* Begin *
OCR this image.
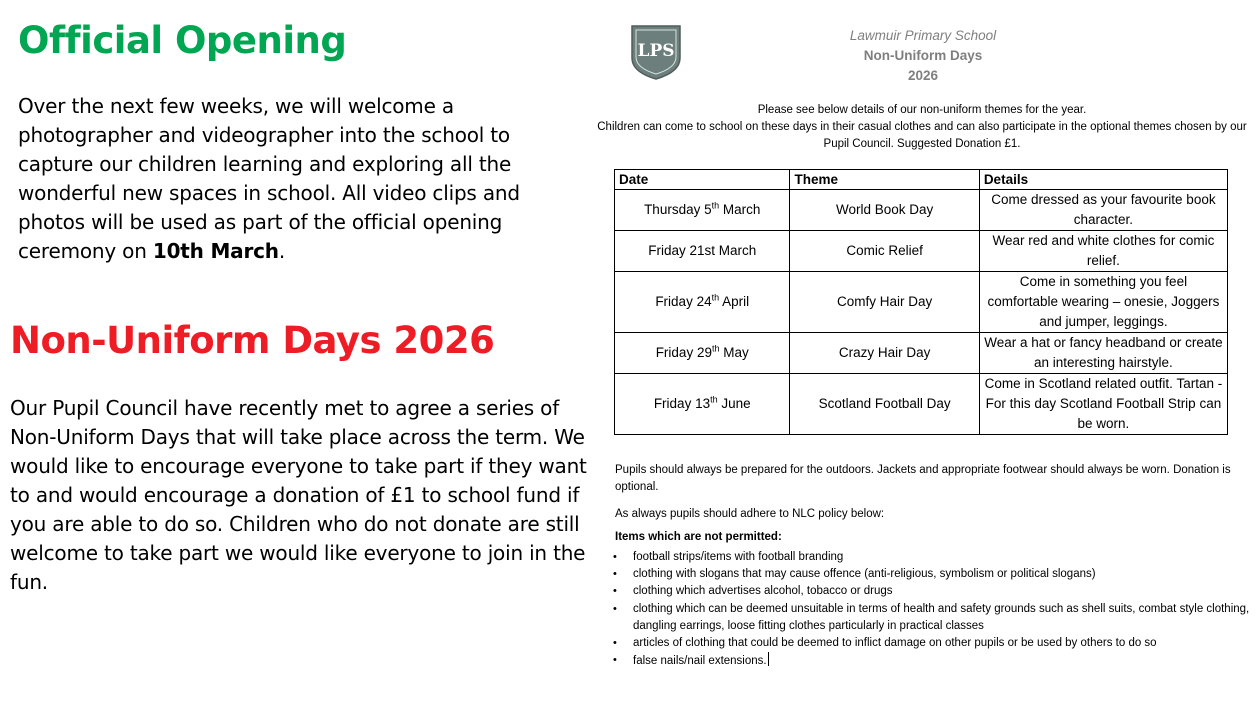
Official Opening

Over the next few weeks, we will welcome a photographer and videographer into the school to capture our children learning and exploring all the wonderful new spaces in school. All video clips and photos will be used as part of the official opening ceremony on 10th March.

Non-Uniform Days 2026

Our Pupil Council have recently met to agree a series of Non-Uniform Days that will take place across the term. We would like to encourage everyone to take part if they want to and would encourage a donation of £1 to school fund if you are able to do so. Children who do not donate are still welcome to take part we would like everyone to join in the fun.

LPS
Lawmuir Primary School
Non-Uniform Days
2026
Please see below details of our non-uniform themes for the year.
Children can come to school on these days in their casual clothes and can also participate in the optional themes chosen by our Pupil Council. Suggested Donation £1.
Date	Theme	Details
Thursday 5th March	World Book Day	Come dressed as your favourite book character.
Friday 21st March	Comic Relief	Wear red and white clothes for comic relief.
Friday 24th April	Comfy Hair Day	Come in something you feel comfortable wearing – onesie, Joggers and jumper, leggings.
Friday 29th May	Crazy Hair Day	Wear a hat or fancy headband or create an interesting hairstyle.
Friday 13th June	Scotland Football Day	Come in Scotland related outfit. Tartan - For this day Scotland Football Strip can be worn.
Pupils should always be prepared for the outdoors. Jackets and appropriate footwear should always be worn. Donation is optional.
As always pupils should adhere to NLC policy below:
Items which are not permitted:
• football strips/items with football branding
• clothing with slogans that may cause offence (anti-religious, symbolism or political slogans)
• clothing which advertises alcohol, tobacco or drugs
• clothing which can be deemed unsuitable in terms of health and safety grounds such as shell suits, combat style clothing, dangling earrings, loose fitting clothes particularly in practical classes
• articles of clothing that could be deemed to inflict damage on other pupils or be used by others to do so
• false nails/nail extensions.
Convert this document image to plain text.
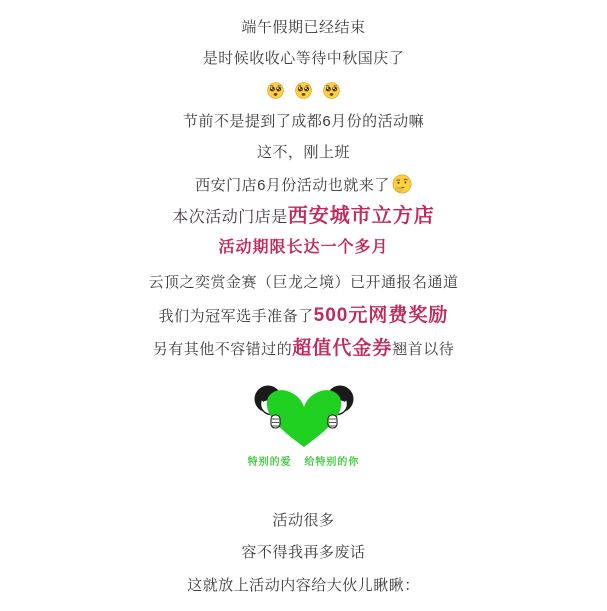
端午假期已经结束
是时候收收心等待中秋国庆了

节前不是提到了成都6月份的活动嘛
这不，刚上班
西安门店6月份活动也就来了
本次活动门店是西安城市立方店
活动期限长达一个多月
云顶之奕赏金赛（巨龙之境）已开通报名通道
我们为冠军选手准备了500元网费奖励
另有其他不容错过的超值代金券翘首以待
特别的爱 给特别的你
活动很多
容不得我再多废话
这就放上活动内容给大伙儿瞅瞅：
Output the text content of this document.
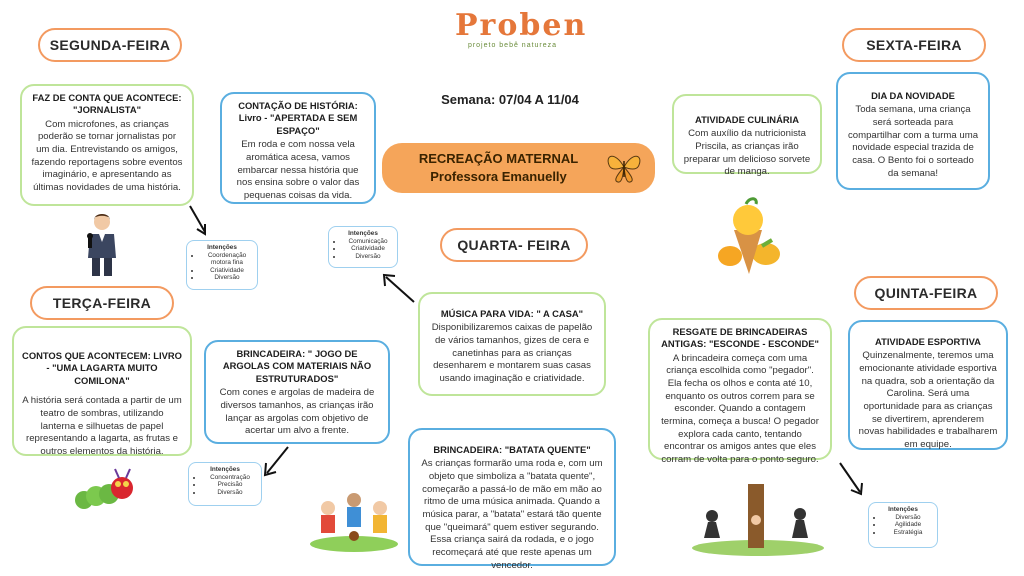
Proben
projeto bebê natureza
Semana: 07/04 A 11/04
RECREAÇÃO MATERNAL
Professora Emanuelly
SEGUNDA-FEIRA
TERÇA-FEIRA
QUARTA- FEIRA
QUINTA-FEIRA
SEXTA-FEIRA
FAZ DE CONTA QUE ACONTECE: "JORNALISTA"
Com microfones, as crianças poderão se tornar jornalistas por um dia. Entrevistando os amigos, fazendo reportagens sobre eventos imaginário, e apresentando as últimas novidades de uma história.
CONTAÇÃO DE HISTÓRIA: Livro - "APERTADA E SEM ESPAÇO"
Em roda e com nossa vela aromática acesa, vamos embarcar nessa história que nos ensina sobre o valor das pequenas coisas da vida.
CONTOS QUE ACONTECEM: LIVRO - "UMA LAGARTA MUITO COMILONA"
A história será contada a partir de um teatro de sombras, utilizando lanterna e silhuetas de papel representando a lagarta, as frutas e outros elementos da história.
BRINCADEIRA: " JOGO DE ARGOLAS COM MATERIAIS NÃO ESTRUTURADOS"
Com cones e argolas de madeira de diversos tamanhos, as crianças irão lançar as argolas com objetivo de acertar um alvo a frente.
MÚSICA PARA VIDA: " A CASA"
Disponibilizaremos caixas de papelão de vários tamanhos, gizes de cera e canetinhas para as crianças desenharem e montarem suas casas usando imaginação e criatividade.
BRINCADEIRA: "BATATA QUENTE"
As crianças formarão uma roda e, com um objeto que simboliza a "batata quente", começarão a passá-lo de mão em mão ao ritmo de uma música animada. Quando a música parar, a "batata" estará tão quente que "queimará" quem estiver segurando. Essa criança sairá da rodada, e o jogo recomeçará até que reste apenas um vencedor.
ATIVIDADE CULINÁRIA
Com auxílio da nutricionista Priscila, as crianças irão preparar um delicioso sorvete de manga.
DIA DA NOVIDADE
Toda semana, uma criança será sorteada para compartilhar com a turma uma novidade especial trazida de casa. O Bento foi o sorteado da semana!
RESGATE DE BRINCADEIRAS ANTIGAS: "ESCONDE - ESCONDE"
A brincadeira começa com uma criança escolhida como "pegador". Ela fecha os olhos e conta até 10, enquanto os outros correm para se esconder. Quando a contagem termina, começa a busca! O pegador explora cada canto, tentando encontrar os amigos antes que eles corram de volta para o ponto seguro.
ATIVIDADE ESPORTIVA
Quinzenalmente, teremos uma emocionante atividade esportiva na quadra, sob a orientação da Carolina. Será uma oportunidade para as crianças se divertirem, aprenderem novas habilidades e trabalharem em equipe.
Intenções
• Coordenação motora fina
• Criatividade
• Diversão
Intenções
• Comunicação
• Criatividade
• Diversão
Intenções
• Concentração
• Precisão
• Diversão
Intenções
• Diversão
• Agilidade
• Estratégia
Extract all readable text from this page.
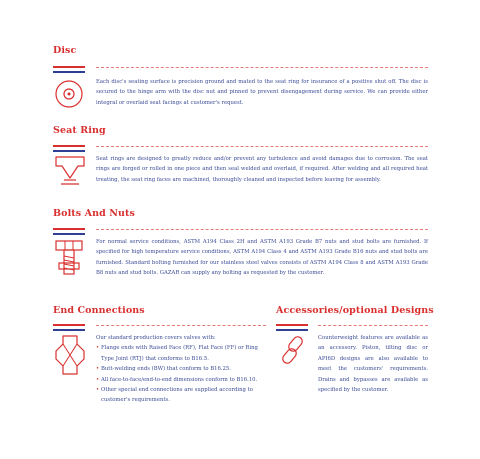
Disc

Each disc's seating surface is precision ground and mated to the seat ring for insurance of a positive shut off. The disc is secured to the hinge arm with the disc nut and pinned to prevent disengagement during service. We can provide either integral or overlaid seat facings at customer's request.

Seat Ring

Seat rings are designed to greatly reduce and/or prevent any turbulence and avoid damages due to corrosion. The seat rings are forged or rolled in one piece and then seal welded and overlaid, if required. After welding and all required heat treating, the seat ring faces are machined, thoroughly cleaned and inspected before leaving for assembly.

Bolts And Nuts

For normal service conditions, ASTM A194 Class 2H and ASTM A193 Grade B7 nuts and stud bolts are furnished. If specified for high temperature service conditions, ASTM A194 Class 4 and ASTM A193 Grade B16 nuts and stud bolts are furnished. Standard bolting furnished for our stainless steel valves consists of ASTM A194 Class 8 and ASTM A193 Grade B8 nuts and stud bolts. GAZAR can supply any bolting as requested by the customer.

End Connections

Our standard production covers valves with:

• Flange ends with Raised Face (RF), Flat Face (FF) or Ring Type Joint (RTJ) that conforms to B16.5.
• Butt-welding ends (BW) that conform to B16.25.
• All face-to-face/end-to-end dimensions conform to B16.10.
• Other special end connections are supplied according to customer's requirements.
Accessories/optional Designs

Counterweight features are available as an accessory. Piston, tilting disc or API6D designs are also available to meet the customers' requirements. Drains and bypasses are available as specified by the customer.
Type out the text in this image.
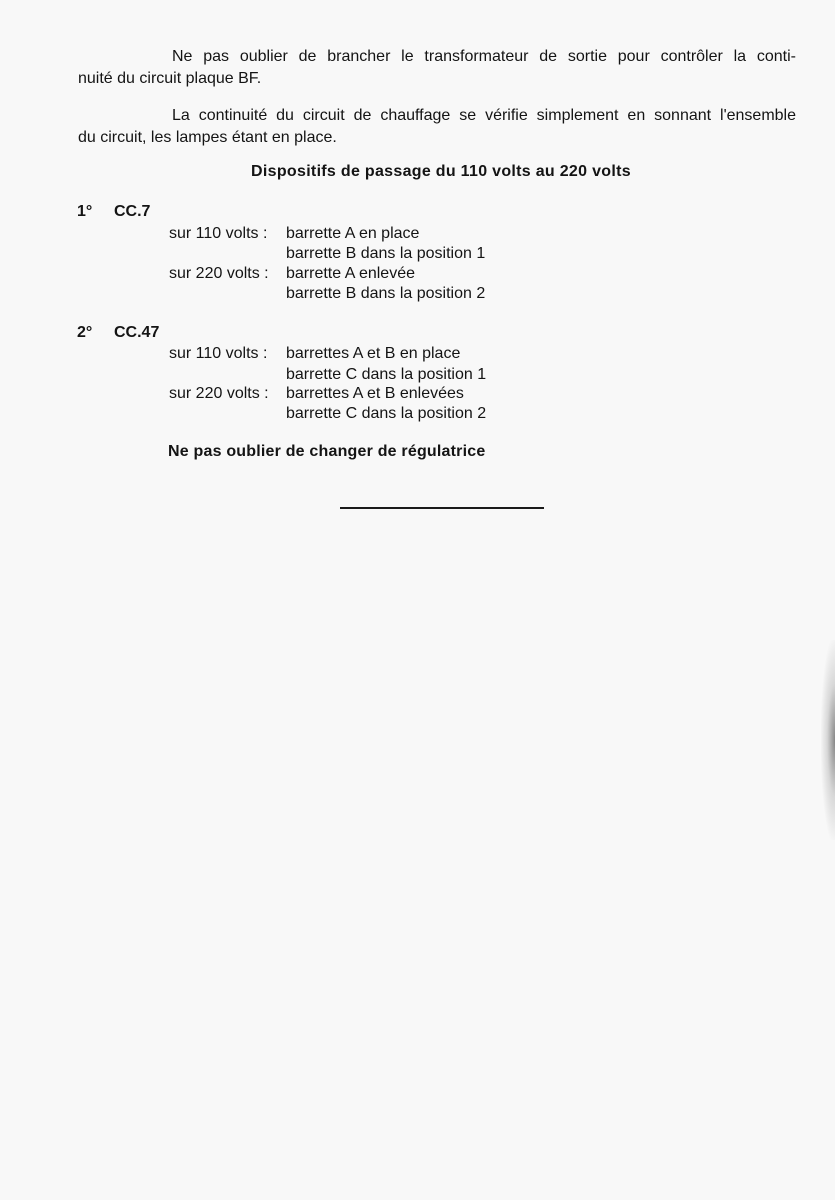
Ne pas oublier de brancher le transformateur de sortie pour contrôler la conti-
nuité du circuit plaque BF.
La continuité du circuit de chauffage se vérifie simplement en sonnant l'ensemble
du circuit, les lampes étant en place.
Dispositifs de passage du 110 volts au 220 volts
1° CC.7
sur 110 volts : barrette A en place
barrette B dans la position 1
sur 220 volts : barrette A enlevée
barrette B dans la position 2
2° CC.47
sur 110 volts : barrettes A et B en place
barrette C dans la position 1
sur 220 volts : barrettes A et B enlevées
barrette C dans la position 2
Ne pas oublier de changer de régulatrice
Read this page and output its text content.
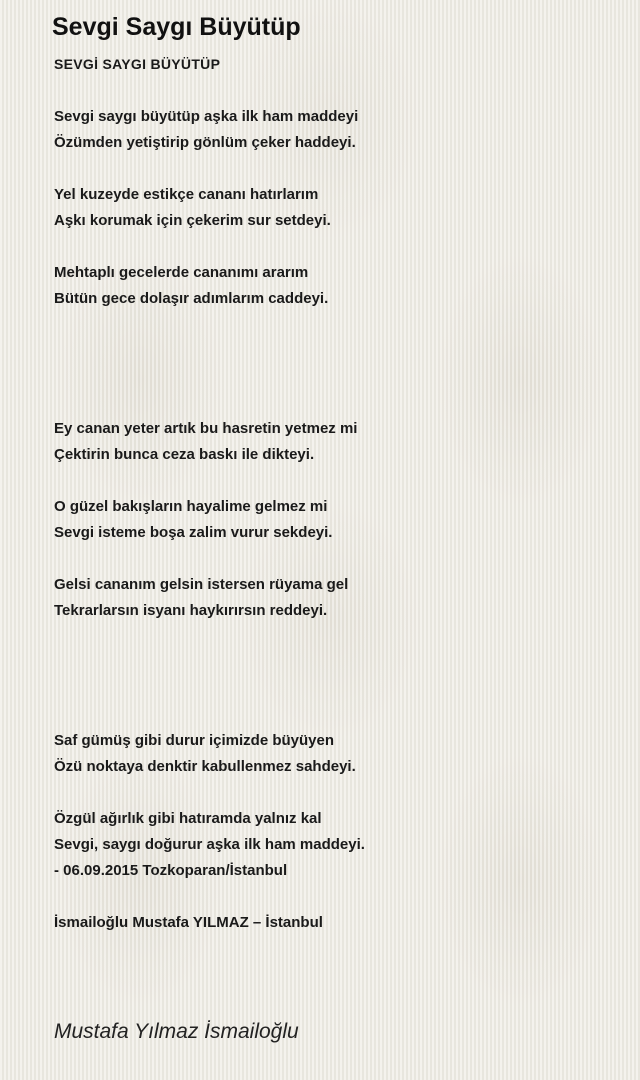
Sevgi Saygı Büyütüp
SEVGİ SAYGI BÜYÜTÜP
Sevgi saygı büyütüp aşka ilk ham maddeyi
Özümden yetiştirip gönlüm çeker haddeyi.
Yel kuzeyde estikçe cananı hatırlarım
Aşkı korumak için çekerim sur setdeyi.
Mehtaplı gecelerde cananımı ararım
Bütün gece dolaşır adımlarım caddeyi.
Ey canan yeter artık bu hasretin yetmez mi
Çektirin bunca ceza baskı ile dikteyi.
O güzel bakışların hayalime gelmez mi
Sevgi isteme boşa zalim vurur sekdeyi.
Gelsi cananım gelsin istersen rüyama gel
Tekrarlarsın isyanı haykırırsın reddeyi.
Saf gümüş gibi durur içimizde büyüyen
Özü noktaya denktir kabullenmez sahdeyi.
Özgül ağırlık gibi hatıramda yalnız kal
Sevgi, saygı doğurur aşka ilk ham maddeyi.
- 06.09.2015 Tozkoparan/İstanbul
İsmailoğlu Mustafa YILMAZ – İstanbul
Mustafa Yılmaz İsmailoğlu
* End *
• **Do this**
Show every line from the listing above in which the string "aşka" appears.

• **Final answer**
Sevgi saygı büyütüp aşka ilk ham maddeyi
Sevgi, saygı doğurur aşka ilk ham maddeyi.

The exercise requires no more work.